-- start Materials provided --
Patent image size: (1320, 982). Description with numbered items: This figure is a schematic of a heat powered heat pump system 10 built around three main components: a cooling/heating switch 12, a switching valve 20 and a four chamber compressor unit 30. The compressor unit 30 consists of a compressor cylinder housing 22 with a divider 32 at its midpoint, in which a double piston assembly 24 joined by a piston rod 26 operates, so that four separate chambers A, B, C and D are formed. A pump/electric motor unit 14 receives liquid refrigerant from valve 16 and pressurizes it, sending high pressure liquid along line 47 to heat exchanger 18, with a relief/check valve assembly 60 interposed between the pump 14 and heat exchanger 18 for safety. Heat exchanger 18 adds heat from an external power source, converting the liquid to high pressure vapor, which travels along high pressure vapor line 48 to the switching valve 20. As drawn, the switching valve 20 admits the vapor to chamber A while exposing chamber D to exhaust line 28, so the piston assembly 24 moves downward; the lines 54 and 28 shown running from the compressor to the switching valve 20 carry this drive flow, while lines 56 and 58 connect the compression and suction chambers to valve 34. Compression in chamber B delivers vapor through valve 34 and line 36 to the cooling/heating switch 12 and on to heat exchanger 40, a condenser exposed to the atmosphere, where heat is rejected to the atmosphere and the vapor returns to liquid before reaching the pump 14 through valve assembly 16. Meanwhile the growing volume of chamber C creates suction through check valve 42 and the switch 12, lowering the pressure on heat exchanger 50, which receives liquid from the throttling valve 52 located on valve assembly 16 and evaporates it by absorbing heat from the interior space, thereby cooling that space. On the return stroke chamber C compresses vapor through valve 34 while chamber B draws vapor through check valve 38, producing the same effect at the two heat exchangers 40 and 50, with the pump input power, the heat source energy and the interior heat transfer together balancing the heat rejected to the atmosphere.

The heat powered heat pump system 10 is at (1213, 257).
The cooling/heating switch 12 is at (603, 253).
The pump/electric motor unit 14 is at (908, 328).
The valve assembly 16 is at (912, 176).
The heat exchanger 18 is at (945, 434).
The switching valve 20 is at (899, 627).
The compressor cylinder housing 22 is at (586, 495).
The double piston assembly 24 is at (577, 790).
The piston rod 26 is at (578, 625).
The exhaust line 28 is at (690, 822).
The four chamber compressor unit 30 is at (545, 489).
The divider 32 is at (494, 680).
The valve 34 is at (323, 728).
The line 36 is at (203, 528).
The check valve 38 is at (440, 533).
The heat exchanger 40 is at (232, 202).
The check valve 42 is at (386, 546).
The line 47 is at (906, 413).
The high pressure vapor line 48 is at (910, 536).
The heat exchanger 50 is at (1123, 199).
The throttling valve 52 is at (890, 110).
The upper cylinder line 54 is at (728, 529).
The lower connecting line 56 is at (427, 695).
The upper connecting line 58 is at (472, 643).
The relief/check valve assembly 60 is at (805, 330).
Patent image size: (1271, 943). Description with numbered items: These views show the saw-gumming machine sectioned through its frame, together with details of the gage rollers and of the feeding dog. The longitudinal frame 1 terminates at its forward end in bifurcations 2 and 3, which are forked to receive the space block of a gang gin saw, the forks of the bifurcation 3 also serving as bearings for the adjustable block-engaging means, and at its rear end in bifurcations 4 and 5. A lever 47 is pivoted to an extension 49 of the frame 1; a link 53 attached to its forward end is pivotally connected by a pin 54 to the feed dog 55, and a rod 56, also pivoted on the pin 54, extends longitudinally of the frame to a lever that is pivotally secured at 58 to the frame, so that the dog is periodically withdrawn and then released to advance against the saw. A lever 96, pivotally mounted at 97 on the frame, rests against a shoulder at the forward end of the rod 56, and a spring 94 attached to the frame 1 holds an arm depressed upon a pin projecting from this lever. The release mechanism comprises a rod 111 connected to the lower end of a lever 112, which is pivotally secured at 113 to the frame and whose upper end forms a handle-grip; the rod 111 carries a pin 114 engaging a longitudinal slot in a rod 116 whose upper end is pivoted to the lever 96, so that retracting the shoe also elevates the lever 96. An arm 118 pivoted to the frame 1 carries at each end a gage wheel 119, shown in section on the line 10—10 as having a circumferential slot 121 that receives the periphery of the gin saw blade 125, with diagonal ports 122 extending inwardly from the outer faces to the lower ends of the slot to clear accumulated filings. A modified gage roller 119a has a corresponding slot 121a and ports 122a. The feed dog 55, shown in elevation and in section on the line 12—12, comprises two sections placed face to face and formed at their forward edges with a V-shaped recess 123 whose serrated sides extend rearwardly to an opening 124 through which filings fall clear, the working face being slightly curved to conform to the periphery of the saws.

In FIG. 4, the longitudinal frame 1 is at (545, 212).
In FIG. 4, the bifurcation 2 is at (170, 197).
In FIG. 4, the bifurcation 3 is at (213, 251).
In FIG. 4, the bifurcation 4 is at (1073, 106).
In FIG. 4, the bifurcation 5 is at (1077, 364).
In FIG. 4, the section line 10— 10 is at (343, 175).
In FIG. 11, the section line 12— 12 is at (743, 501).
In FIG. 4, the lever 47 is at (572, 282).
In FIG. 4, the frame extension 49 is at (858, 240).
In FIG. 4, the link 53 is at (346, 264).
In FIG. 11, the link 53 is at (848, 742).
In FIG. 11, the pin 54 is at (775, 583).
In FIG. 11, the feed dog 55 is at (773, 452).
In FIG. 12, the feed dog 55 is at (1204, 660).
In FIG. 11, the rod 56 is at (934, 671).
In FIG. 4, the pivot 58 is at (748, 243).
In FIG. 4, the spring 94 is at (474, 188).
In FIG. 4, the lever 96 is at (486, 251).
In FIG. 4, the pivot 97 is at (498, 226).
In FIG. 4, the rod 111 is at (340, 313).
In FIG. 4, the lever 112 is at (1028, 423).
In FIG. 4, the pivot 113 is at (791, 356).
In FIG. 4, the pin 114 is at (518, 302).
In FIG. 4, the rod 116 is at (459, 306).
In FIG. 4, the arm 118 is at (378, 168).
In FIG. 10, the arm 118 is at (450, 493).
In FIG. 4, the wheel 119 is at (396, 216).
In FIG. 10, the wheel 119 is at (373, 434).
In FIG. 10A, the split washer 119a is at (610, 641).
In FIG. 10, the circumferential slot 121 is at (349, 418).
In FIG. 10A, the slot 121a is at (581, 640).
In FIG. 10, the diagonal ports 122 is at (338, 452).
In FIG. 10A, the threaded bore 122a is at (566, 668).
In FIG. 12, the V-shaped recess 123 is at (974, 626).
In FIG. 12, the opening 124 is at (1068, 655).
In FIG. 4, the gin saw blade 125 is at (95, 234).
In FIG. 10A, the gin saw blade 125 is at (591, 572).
-- end Materials provided --
Convert every line of the items above into a Markdown table with two columns, Row and Line, numbering the rows in order and leaving out blank lines.

Finished answer
| Row | Line |
|---|---|
| 1 | Patent image size: (1320, 982). Description with numbered items: This figure is a schematic of a heat powered heat pump system 10 built around three main components: a cooling/heating switch 12, a switching valve 20 and a four chamber compressor unit 30. The compressor unit 30 consists of a compressor cylinder housing 22 with a divider 32 at its midpoint, in which a double piston assembly 24 joined by a piston rod 26 operates, so that four separate chambers A, B, C and D are formed. A pump/electric motor unit 14 receives liquid refrigerant from valve 16 and pressurizes it, sending high pressure liquid along line 47 to heat exchanger 18, with a relief/check valve assembly 60 interposed between the pump 14 and heat exchanger 18 for safety. Heat exchanger 18 adds heat from an external power source, converting the liquid to high pressure vapor, which travels along high pressure vapor line 48 to the switching valve 20. As drawn, the switching valve 20 admits the vapor to chamber A while exposing chamber D to exhaust line 28, so the piston assembly 24 moves downward; the lines 54 and 28 shown running from the compressor to the switching valve 20 carry this drive flow, while lines 56 and 58 connect the compression and suction chambers to valve 34. Compression in chamber B delivers vapor through valve 34 and line 36 to the cooling/heating switch 12 and on to heat exchanger 40, a condenser exposed to the atmosphere, where heat is rejected to the atmosphere and the vapor returns to liquid before reaching the pump 14 through valve assembly 16. Meanwhile the growing volume of chamber C creates suction through check valve 42 and the switch 12, lowering the pressure on heat exchanger 50, which receives liquid from the throttling valve 52 located on valve assembly 16 and evaporates it by absorbing heat from the interior space, thereby cooling that space. On the return stroke chamber C compresses vapor through valve 34 while chamber B draws vapor through check valve 38, producing the same effect at the two heat exchangers 40 and 50, with the pump input power, the heat source energy and the interior heat transfer together balancing the heat rejected to the atmosphere. |
| 2 | The heat powered heat pump system 10 is at (1213, 257). |
| 3 | The cooling/heating switch 12 is at (603, 253). |
| 4 | The pump/electric motor unit 14 is at (908, 328). |
| 5 | The valve assembly 16 is at (912, 176). |
| 6 | The heat exchanger 18 is at (945, 434). |
| 7 | The switching valve 20 is at (899, 627). |
| 8 | The compressor cylinder housing 22 is at (586, 495). |
| 9 | The double piston assembly 24 is at (577, 790). |
| 10 | The piston rod 26 is at (578, 625). |
| 11 | The exhaust line 28 is at (690, 822). |
| 12 | The four chamber compressor unit 30 is at (545, 489). |
| 13 | The divider 32 is at (494, 680). |
| 14 | The valve 34 is at (323, 728). |
| 15 | The line 36 is at (203, 528). |
| 16 | The check valve 38 is at (440, 533). |
| 17 | The heat exchanger 40 is at (232, 202). |
| 18 | The check valve 42 is at (386, 546). |
| 19 | The line 47 is at (906, 413). |
| 20 | The high pressure vapor line 48 is at (910, 536). |
| 21 | The heat exchanger 50 is at (1123, 199). |
| 22 | The throttling valve 52 is at (890, 110). |
| 23 | The upper cylinder line 54 is at (728, 529). |
| 24 | The lower connecting line 56 is at (427, 695). |
| 25 | The upper connecting line 58 is at (472, 643). |
| 26 | The relief/check valve assembly 60 is at (805, 330). |
| 27 | Patent image size: (1271, 943). Description with numbered items: These views show the saw-gumming machine sectioned through its frame, together with details of the gage rollers and of the feeding dog. The longitudinal frame 1 terminates at its forward end in bifurcations 2 and 3, which are forked to receive the space block of a gang gin saw, the forks of the bifurcation 3 also serving as bearings for the adjustable block-engaging means, and at its rear end in bifurcations 4 and 5. A lever 47 is pivoted to an extension 49 of the frame 1; a link 53 attached to its forward end is pivotally connected by a pin 54 to the feed dog 55, and a rod 56, also pivoted on the pin 54, extends longitudinally of the frame to a lever that is pivotally secured at 58 to the frame, so that the dog is periodically withdrawn and then released to advance against the saw. A lever 96, pivotally mounted at 97 on the frame, rests against a shoulder at the forward end of the rod 56, and a spring 94 attached to the frame 1 holds an arm depressed upon a pin projecting from this lever. The release mechanism comprises a rod 111 connected to the lower end of a lever 112, which is pivotally secured at 113 to the frame and whose upper end forms a handle-grip; the rod 111 carries a pin 114 engaging a longitudinal slot in a rod 116 whose upper end is pivoted to the lever 96, so that retracting the shoe also elevates the lever 96. An arm 118 pivoted to the frame 1 carries at each end a gage wheel 119, shown in section on the line 10—10 as having a circumferential slot 121 that receives the periphery of the gin saw blade 125, with diagonal ports 122 extending inwardly from the outer faces to the lower ends of the slot to clear accumulated filings. A modified gage roller 119a has a corresponding slot 121a and ports 122a. The feed dog 55, shown in elevation and in section on the line 12—12, comprises two sections placed face to face and formed at their forward edges with a V-shaped recess 123 whose serrated sides extend rearwardly to an opening 124 through which filings fall clear, the working face being slightly curved to conform to the periphery of the saws. |
| 28 | In FIG. 4, the longitudinal frame 1 is at (545, 212). |
| 29 | In FIG. 4, the bifurcation 2 is at (170, 197). |
| 30 | In FIG. 4, the bifurcation 3 is at (213, 251). |
| 31 | In FIG. 4, the bifurcation 4 is at (1073, 106). |
| 32 | In FIG. 4, the bifurcation 5 is at (1077, 364). |
| 33 | In FIG. 4, the section line 10— 10 is at (343, 175). |
| 34 | In FIG. 11, the section line 12— 12 is at (743, 501). |
| 35 | In FIG. 4, the lever 47 is at (572, 282). |
| 36 | In FIG. 4, the frame extension 49 is at (858, 240). |
| 37 | In FIG. 4, the link 53 is at (346, 264). |
| 38 | In FIG. 11, the link 53 is at (848, 742). |
| 39 | In FIG. 11, the pin 54 is at (775, 583). |
| 40 | In FIG. 11, the feed dog 55 is at (773, 452). |
| 41 | In FIG. 12, the feed dog 55 is at (1204, 660). |
| 42 | In FIG. 11, the rod 56 is at (934, 671). |
| 43 | In FIG. 4, the pivot 58 is at (748, 243). |
| 44 | In FIG. 4, the spring 94 is at (474, 188). |
| 45 | In FIG. 4, the lever 96 is at (486, 251). |
| 46 | In FIG. 4, the pivot 97 is at (498, 226). |
| 47 | In FIG. 4, the rod 111 is at (340, 313). |
| 48 | In FIG. 4, the lever 112 is at (1028, 423). |
| 49 | In FIG. 4, the pivot 113 is at (791, 356). |
| 50 | In FIG. 4, the pin 114 is at (518, 302). |
| 51 | In FIG. 4, the rod 116 is at (459, 306). |
| 52 | In FIG. 4, the arm 118 is at (378, 168). |
| 53 | In FIG. 10, the arm 118 is at (450, 493). |
| 54 | In FIG. 4, the wheel 119 is at (396, 216). |
| 55 | In FIG. 10, the wheel 119 is at (373, 434). |
| 56 | In FIG. 10A, the split washer 119a is at (610, 641). |
| 57 | In FIG. 10, the circumferential slot 121 is at (349, 418). |
| 58 | In FIG. 10A, the slot 121a is at (581, 640). |
| 59 | In FIG. 10, the diagonal ports 122 is at (338, 452). |
| 60 | In FIG. 10A, the threaded bore 122a is at (566, 668). |
| 61 | In FIG. 12, the V-shaped recess 123 is at (974, 626). |
| 62 | In FIG. 12, the opening 124 is at (1068, 655). |
| 63 | In FIG. 4, the gin saw blade 125 is at (95, 234). |
| 64 | In FIG. 10A, the gin saw blade 125 is at (591, 572). |